Written problem:
Write the data out again in full, with no departure from the original.

Source records:
---

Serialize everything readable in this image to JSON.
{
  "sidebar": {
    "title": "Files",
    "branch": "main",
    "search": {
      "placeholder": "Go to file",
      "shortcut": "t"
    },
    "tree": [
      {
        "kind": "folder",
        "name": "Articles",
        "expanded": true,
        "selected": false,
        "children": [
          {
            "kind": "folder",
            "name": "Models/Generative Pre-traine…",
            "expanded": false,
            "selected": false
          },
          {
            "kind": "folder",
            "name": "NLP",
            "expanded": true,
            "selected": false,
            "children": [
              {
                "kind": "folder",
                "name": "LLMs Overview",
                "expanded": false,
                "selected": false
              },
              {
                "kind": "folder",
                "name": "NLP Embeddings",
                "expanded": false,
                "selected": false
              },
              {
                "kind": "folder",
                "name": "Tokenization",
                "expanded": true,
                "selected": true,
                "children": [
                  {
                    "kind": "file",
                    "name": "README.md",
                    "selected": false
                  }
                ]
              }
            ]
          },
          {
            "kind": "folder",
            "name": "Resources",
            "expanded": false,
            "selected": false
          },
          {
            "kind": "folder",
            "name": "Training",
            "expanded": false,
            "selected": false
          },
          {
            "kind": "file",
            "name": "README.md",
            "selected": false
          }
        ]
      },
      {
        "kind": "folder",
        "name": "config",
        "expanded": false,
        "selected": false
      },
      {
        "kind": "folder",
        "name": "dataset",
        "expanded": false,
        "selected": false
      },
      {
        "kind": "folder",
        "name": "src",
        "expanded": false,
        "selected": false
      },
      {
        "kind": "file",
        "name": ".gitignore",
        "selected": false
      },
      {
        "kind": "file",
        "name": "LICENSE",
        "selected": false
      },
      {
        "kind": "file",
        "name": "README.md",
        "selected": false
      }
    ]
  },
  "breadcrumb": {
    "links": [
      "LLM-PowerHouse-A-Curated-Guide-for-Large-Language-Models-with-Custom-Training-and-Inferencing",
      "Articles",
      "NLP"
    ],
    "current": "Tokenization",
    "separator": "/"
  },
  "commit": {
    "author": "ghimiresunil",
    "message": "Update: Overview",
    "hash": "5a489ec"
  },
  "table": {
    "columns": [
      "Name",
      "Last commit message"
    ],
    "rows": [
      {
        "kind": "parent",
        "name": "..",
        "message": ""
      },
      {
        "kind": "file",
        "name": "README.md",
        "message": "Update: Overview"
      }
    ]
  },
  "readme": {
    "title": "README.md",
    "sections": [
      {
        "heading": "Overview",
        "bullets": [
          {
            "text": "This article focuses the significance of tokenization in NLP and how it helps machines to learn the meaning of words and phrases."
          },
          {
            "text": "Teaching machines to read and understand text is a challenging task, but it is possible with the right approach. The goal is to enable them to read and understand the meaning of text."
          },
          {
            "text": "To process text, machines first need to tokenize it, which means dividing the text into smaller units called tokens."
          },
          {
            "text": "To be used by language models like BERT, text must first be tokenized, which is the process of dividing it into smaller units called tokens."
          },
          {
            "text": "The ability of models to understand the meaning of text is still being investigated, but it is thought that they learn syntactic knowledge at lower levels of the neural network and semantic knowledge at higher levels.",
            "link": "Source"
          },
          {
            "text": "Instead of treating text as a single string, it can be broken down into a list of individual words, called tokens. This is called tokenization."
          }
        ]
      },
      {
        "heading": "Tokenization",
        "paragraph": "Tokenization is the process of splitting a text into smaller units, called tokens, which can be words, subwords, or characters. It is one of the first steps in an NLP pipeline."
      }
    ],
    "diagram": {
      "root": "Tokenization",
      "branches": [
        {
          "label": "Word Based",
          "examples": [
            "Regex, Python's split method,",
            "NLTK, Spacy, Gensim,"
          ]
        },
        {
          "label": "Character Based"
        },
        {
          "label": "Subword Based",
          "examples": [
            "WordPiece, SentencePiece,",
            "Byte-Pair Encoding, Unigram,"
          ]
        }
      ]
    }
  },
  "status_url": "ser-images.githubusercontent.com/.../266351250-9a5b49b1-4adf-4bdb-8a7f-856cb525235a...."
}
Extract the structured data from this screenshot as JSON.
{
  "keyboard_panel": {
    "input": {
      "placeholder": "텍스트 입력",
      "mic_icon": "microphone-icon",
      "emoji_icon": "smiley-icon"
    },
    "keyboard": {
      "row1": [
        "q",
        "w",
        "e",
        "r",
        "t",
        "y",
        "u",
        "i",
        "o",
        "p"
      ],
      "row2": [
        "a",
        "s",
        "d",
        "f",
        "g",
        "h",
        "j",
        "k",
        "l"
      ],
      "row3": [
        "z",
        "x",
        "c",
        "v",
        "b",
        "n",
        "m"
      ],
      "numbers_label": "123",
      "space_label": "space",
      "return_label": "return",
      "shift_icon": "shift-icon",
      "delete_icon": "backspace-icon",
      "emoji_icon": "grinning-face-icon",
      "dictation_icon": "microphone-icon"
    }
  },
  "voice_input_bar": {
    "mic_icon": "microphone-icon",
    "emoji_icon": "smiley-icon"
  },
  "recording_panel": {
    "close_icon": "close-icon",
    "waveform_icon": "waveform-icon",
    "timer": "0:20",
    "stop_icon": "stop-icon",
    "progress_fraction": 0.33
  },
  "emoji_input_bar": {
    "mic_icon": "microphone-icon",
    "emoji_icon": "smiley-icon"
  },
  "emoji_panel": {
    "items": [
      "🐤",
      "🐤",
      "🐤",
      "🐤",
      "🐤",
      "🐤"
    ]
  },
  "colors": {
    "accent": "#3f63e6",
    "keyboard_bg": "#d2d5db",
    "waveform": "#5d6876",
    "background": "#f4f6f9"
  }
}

---

Task response:
Serialize everything readable in this image to JSON.
{
  "sidebar": {
    "title": "Files",
    "branch": "main",
    "search": {
      "placeholder": "Go to file",
      "shortcut": "t"
    },
    "tree": [
      {
        "kind": "folder",
        "name": "Articles",
        "expanded": true,
        "selected": false,
        "children": [
          {
            "kind": "folder",
            "name": "Models/Generative Pre-traine…",
            "expanded": false,
            "selected": false
          },
          {
            "kind": "folder",
            "name": "NLP",
            "expanded": true,
            "selected": false,
            "children": [
              {
                "kind": "folder",
                "name": "LLMs Overview",
                "expanded": false,
                "selected": false
              },
              {
                "kind": "folder",
                "name": "NLP Embeddings",
                "expanded": false,
                "selected": false
              },
              {
                "kind": "folder",
                "name": "Tokenization",
                "expanded": true,
                "selected": true,
                "children": [
                  {
                    "kind": "file",
                    "name": "README.md",
                    "selected": false
                  }
                ]
              }
            ]
          },
          {
            "kind": "folder",
            "name": "Resources",
            "expanded": false,
            "selected": false
          },
          {
            "kind": "folder",
            "name": "Training",
            "expanded": false,
            "selected": false
          },
          {
            "kind": "file",
            "name": "README.md",
            "selected": false
          }
        ]
      },
      {
        "kind": "folder",
        "name": "config",
        "expanded": false,
        "selected": false
      },
      {
        "kind": "folder",
        "name": "dataset",
        "expanded": false,
        "selected": false
      },
      {
        "kind": "folder",
        "name": "src",
        "expanded": false,
        "selected": false
      },
      {
        "kind": "file",
        "name": ".gitignore",
        "selected": false
      },
      {
        "kind": "file",
        "name": "LICENSE",
        "selected": false
      },
      {
        "kind": "file",
        "name": "README.md",
        "selected": false
      }
    ]
  },
  "breadcrumb": {
    "links": [
      "LLM-PowerHouse-A-Curated-Guide-for-Large-Language-Models-with-Custom-Training-and-Inferencing",
      "Articles",
      "NLP"
    ],
    "current": "Tokenization",
    "separator": "/"
  },
  "commit": {
    "author": "ghimiresunil",
    "message": "Update: Overview",
    "hash": "5a489ec"
  },
  "table": {
    "columns": [
      "Name",
      "Last commit message"
    ],
    "rows": [
      {
        "kind": "parent",
        "name": "..",
        "message": ""
      },
      {
        "kind": "file",
        "name": "README.md",
        "message": "Update: Overview"
      }
    ]
  },
  "readme": {
    "title": "README.md",
    "sections": [
      {
        "heading": "Overview",
        "bullets": [
          {
            "text": "This article focuses the significance of tokenization in NLP and how it helps machines to learn the meaning of words and phrases."
          },
          {
            "text": "Teaching machines to read and understand text is a challenging task, but it is possible with the right approach. The goal is to enable them to read and understand the meaning of text."
          },
          {
            "text": "To process text, machines first need to tokenize it, which means dividing the text into smaller units called tokens."
          },
          {
            "text": "To be used by language models like BERT, text must first be tokenized, which is the process of dividing it into smaller units called tokens."
          },
          {
            "text": "The ability of models to understand the meaning of text is still being investigated, but it is thought that they learn syntactic knowledge at lower levels of the neural network and semantic knowledge at higher levels.",
            "link": "Source"
          },
          {
            "text": "Instead of treating text as a single string, it can be broken down into a list of individual words, called tokens. This is called tokenization."
          }
        ]
      },
      {
        "heading": "Tokenization",
        "paragraph": "Tokenization is the process of splitting a text into smaller units, called tokens, which can be words, subwords, or characters. It is one of the first steps in an NLP pipeline."
      }
    ],
    "diagram": {
      "root": "Tokenization",
      "branches": [
        {
          "label": "Word Based",
          "examples": [
            "Regex, Python's split method,",
            "NLTK, Spacy, Gensim,"
          ]
        },
        {
          "label": "Character Based"
        },
        {
          "label": "Subword Based",
          "examples": [
            "WordPiece, SentencePiece,",
            "Byte-Pair Encoding, Unigram,"
          ]
        }
      ]
    }
  },
  "status_url": "ser-images.githubusercontent.com/.../266351250-9a5b49b1-4adf-4bdb-8a7f-856cb525235a...."
}
Extract the structured data from this screenshot as JSON.
{
  "keyboard_panel": {
    "input": {
      "placeholder": "텍스트 입력",
      "mic_icon": "microphone-icon",
      "emoji_icon": "smiley-icon"
    },
    "keyboard": {
      "row1": [
        "q",
        "w",
        "e",
        "r",
        "t",
        "y",
        "u",
        "i",
        "o",
        "p"
      ],
      "row2": [
        "a",
        "s",
        "d",
        "f",
        "g",
        "h",
        "j",
        "k",
        "l"
      ],
      "row3": [
        "z",
        "x",
        "c",
        "v",
        "b",
        "n",
        "m"
      ],
      "numbers_label": "123",
      "space_label": "space",
      "return_label": "return",
      "shift_icon": "shift-icon",
      "delete_icon": "backspace-icon",
      "emoji_icon": "grinning-face-icon",
      "dictation_icon": "microphone-icon"
    }
  },
  "voice_input_bar": {
    "mic_icon": "microphone-icon",
    "emoji_icon": "smiley-icon"
  },
  "recording_panel": {
    "close_icon": "close-icon",
    "waveform_icon": "waveform-icon",
    "timer": "0:20",
    "stop_icon": "stop-icon",
    "progress_fraction": 0.33
  },
  "emoji_input_bar": {
    "mic_icon": "microphone-icon",
    "emoji_icon": "smiley-icon"
  },
  "emoji_panel": {
    "items": [
      "🐤",
      "🐤",
      "🐤",
      "🐤",
      "🐤",
      "🐤"
    ]
  },
  "colors": {
    "accent": "#3f63e6",
    "keyboard_bg": "#d2d5db",
    "waveform": "#5d6876",
    "background": "#f4f6f9"
  }
}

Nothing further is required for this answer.